# EXERCISE INSTRUCTIONS
Look for "will" in each line of the entries, and return the matching lines.

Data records
+ + +

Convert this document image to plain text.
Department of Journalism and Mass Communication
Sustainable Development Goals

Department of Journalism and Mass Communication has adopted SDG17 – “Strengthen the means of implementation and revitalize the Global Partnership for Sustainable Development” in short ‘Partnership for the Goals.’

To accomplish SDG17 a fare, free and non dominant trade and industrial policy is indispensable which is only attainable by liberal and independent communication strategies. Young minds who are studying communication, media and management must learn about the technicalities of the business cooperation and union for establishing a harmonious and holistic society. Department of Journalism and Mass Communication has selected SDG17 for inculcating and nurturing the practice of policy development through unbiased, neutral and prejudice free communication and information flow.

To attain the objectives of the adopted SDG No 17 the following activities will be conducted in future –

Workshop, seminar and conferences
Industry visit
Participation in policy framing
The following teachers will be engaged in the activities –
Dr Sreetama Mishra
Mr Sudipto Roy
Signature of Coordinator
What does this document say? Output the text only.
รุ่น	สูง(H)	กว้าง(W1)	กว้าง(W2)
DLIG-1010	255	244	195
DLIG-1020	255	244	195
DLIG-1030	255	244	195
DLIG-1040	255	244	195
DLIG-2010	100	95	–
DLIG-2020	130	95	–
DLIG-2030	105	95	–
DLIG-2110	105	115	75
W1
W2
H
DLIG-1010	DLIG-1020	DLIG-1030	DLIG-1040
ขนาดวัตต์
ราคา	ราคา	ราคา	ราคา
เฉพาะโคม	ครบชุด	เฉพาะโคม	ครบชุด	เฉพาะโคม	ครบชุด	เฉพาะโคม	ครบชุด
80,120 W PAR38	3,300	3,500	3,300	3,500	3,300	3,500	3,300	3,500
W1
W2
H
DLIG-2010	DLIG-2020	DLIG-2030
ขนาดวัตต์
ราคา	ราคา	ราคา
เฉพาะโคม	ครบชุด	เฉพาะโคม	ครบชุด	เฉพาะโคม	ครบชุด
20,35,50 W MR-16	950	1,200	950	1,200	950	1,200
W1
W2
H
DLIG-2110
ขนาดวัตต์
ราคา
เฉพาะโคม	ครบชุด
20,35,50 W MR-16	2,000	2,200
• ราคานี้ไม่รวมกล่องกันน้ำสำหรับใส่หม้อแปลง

+ + +

# COMPLETE ANSWER
To attain the objectives of the adopted SDG No 17 the following activities will be conducted in future –
The following teachers will be engaged in the activities –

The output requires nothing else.